OBJECTIVE: Count every line that has the word "data" in it; give no more than the number.

═════ RECORDS SUPPLIED ═════

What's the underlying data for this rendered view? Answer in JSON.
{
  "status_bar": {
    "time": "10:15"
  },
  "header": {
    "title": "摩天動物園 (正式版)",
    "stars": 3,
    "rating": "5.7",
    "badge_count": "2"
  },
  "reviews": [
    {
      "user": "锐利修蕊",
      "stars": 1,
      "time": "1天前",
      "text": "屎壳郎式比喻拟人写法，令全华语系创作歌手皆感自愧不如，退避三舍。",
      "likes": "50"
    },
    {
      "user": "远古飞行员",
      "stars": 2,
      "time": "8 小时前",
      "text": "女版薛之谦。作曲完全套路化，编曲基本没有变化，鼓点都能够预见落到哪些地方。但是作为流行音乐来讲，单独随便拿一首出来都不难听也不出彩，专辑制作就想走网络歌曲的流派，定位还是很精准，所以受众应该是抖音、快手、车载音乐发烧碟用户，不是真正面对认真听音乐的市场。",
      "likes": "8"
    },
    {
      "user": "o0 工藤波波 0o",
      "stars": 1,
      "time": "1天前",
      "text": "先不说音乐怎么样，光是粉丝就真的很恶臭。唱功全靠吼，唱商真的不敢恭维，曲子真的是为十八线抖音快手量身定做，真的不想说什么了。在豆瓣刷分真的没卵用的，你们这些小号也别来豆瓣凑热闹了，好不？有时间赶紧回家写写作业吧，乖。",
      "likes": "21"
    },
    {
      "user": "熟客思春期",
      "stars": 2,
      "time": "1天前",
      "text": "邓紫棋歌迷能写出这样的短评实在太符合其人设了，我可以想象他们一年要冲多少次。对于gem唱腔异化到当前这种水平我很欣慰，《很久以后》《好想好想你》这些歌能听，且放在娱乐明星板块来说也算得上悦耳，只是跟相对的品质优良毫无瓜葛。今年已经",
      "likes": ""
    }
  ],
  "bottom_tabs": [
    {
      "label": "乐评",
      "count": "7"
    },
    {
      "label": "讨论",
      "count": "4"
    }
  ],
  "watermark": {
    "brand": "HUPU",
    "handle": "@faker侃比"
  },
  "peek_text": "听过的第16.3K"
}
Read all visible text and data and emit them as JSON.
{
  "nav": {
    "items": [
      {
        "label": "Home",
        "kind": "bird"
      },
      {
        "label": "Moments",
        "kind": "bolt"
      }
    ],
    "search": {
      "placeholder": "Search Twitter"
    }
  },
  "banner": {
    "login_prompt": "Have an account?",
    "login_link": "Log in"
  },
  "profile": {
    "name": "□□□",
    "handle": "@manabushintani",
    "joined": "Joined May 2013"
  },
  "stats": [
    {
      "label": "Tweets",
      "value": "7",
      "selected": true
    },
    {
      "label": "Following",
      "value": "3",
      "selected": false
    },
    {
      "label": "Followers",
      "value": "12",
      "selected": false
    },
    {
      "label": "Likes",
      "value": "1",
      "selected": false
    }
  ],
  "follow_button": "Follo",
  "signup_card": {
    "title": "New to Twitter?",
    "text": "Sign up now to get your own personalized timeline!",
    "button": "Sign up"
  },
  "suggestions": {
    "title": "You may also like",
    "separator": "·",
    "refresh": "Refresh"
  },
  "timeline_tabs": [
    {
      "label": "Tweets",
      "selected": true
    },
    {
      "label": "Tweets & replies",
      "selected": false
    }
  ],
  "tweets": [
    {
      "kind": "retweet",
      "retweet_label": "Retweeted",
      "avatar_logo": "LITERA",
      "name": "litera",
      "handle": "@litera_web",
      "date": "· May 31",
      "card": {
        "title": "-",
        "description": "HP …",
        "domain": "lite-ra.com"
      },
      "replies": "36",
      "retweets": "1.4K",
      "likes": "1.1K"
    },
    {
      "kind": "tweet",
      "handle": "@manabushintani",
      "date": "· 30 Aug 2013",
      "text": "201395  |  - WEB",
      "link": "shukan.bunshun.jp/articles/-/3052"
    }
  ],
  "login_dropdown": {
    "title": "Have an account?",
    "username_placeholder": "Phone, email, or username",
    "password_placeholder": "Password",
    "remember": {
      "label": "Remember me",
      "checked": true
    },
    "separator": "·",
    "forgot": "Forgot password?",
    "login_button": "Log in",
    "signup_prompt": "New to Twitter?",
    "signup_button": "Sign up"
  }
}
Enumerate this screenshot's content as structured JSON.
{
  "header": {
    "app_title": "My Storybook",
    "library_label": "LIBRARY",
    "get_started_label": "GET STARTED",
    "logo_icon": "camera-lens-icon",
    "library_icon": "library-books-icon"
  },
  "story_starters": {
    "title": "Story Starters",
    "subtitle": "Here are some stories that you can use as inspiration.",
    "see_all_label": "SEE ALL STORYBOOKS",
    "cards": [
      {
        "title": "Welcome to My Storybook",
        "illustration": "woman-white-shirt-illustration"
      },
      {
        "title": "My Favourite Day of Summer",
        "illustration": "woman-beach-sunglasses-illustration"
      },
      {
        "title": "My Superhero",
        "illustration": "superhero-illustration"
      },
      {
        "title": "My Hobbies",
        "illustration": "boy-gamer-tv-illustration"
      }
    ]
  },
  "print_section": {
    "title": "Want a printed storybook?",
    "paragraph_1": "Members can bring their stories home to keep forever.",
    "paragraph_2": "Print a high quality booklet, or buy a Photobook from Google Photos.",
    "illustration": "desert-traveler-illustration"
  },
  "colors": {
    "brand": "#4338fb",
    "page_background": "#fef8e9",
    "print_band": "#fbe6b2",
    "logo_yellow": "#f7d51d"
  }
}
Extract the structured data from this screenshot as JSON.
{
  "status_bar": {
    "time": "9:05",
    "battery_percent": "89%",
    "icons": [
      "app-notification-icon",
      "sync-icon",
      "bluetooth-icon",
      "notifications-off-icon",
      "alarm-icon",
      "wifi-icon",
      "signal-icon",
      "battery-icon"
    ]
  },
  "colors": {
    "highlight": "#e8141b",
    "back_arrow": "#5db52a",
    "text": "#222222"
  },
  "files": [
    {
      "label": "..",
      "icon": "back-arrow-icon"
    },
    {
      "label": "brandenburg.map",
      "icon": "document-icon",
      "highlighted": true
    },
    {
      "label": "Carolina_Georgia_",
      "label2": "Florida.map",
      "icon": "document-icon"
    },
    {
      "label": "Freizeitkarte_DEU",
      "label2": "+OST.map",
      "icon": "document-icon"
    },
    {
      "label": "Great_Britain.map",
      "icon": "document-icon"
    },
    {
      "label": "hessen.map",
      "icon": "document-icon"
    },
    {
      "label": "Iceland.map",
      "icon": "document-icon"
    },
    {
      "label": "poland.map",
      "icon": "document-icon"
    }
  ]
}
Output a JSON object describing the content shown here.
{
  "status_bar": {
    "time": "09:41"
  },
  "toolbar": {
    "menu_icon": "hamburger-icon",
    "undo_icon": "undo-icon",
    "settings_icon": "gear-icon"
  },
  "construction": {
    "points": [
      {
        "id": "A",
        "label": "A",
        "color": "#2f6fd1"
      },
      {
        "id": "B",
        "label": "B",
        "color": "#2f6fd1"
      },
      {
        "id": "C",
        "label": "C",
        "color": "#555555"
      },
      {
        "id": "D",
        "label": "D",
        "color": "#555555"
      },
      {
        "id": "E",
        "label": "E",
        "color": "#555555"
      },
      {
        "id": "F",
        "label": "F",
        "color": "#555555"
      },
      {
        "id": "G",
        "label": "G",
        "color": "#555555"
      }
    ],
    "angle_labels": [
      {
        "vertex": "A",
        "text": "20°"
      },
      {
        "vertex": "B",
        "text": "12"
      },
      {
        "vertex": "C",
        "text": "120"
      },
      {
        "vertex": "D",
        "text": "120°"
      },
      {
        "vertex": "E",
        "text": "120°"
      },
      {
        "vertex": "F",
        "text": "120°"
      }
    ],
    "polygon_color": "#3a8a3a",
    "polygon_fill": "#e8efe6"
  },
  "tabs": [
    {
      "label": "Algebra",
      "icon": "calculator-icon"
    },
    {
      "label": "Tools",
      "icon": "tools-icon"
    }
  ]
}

═════

CORRECT ANSWER: 3